[Dataset records]
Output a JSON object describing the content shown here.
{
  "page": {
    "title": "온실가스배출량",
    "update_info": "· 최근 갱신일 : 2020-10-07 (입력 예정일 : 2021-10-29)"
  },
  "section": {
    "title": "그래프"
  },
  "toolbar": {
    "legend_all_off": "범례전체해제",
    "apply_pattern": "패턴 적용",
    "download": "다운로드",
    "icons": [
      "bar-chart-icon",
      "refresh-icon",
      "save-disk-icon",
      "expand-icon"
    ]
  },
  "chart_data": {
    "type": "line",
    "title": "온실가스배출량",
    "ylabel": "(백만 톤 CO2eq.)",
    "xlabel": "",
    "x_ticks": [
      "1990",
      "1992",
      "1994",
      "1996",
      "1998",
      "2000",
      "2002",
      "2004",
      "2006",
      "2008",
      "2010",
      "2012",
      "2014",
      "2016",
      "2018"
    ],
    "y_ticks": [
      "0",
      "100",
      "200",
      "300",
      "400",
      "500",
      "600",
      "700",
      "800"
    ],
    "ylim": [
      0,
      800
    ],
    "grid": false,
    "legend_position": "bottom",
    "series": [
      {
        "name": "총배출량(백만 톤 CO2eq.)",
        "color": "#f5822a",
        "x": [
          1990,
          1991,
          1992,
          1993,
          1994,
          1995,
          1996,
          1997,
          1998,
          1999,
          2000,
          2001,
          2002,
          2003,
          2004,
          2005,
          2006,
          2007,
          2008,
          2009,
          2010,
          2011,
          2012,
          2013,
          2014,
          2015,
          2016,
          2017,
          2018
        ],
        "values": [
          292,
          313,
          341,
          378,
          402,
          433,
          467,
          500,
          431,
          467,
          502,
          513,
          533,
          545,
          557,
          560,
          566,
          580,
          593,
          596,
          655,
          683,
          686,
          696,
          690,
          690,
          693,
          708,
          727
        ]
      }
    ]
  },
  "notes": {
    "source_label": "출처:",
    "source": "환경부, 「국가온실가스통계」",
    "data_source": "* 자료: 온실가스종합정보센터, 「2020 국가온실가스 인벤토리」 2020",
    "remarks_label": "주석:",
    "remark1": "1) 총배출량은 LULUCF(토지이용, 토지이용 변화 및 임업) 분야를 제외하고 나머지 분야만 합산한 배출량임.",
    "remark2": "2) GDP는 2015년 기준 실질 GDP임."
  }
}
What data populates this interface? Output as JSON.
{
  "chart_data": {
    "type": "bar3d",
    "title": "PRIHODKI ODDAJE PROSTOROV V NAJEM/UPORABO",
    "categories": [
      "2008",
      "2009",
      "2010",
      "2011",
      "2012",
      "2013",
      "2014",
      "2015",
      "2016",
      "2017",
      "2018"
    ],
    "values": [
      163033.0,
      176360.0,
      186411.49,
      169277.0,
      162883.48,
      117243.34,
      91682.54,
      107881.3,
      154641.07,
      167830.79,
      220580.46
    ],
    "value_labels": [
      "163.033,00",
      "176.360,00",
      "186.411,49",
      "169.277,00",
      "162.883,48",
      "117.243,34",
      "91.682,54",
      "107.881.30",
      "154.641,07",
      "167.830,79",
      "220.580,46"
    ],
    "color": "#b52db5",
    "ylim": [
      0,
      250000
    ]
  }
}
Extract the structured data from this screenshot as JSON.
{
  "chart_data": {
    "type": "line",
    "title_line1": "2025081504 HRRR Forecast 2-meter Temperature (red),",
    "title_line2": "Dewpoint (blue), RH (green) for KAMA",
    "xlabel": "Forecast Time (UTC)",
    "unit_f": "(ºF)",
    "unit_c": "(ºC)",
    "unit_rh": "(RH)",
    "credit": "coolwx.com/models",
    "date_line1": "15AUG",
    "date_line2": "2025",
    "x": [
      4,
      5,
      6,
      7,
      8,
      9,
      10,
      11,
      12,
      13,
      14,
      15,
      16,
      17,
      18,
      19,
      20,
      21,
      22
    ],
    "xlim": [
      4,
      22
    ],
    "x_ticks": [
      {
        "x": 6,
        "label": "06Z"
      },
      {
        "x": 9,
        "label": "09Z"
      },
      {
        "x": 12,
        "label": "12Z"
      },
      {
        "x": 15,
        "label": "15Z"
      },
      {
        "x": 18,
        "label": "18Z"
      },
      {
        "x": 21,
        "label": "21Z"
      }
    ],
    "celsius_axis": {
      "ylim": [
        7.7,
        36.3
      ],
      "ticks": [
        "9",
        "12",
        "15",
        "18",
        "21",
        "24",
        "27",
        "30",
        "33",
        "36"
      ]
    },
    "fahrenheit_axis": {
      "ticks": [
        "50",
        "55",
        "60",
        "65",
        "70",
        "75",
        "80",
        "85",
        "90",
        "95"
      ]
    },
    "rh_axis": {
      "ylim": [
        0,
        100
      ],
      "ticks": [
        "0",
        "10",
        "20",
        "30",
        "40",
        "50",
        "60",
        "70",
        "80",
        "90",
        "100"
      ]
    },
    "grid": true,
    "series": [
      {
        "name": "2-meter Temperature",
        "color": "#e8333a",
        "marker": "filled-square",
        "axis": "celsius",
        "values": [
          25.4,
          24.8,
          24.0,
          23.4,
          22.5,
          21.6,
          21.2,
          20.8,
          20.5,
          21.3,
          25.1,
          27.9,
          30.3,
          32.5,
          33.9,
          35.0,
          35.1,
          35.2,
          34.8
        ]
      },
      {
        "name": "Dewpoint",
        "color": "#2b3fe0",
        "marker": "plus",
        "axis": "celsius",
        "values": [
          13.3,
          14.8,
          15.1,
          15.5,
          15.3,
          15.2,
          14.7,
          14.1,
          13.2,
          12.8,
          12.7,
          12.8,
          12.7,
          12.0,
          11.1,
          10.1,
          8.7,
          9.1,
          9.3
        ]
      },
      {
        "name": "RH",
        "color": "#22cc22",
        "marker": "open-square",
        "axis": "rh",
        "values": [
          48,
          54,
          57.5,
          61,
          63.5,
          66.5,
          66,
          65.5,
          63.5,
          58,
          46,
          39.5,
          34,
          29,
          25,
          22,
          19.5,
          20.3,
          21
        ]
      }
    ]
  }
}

### What the task asks
Gather up the lines that contain the word "JSON".

### Response below
Output a JSON object describing the content shown here.
What data populates this interface? Output as JSON.
Extract the structured data from this screenshot as JSON.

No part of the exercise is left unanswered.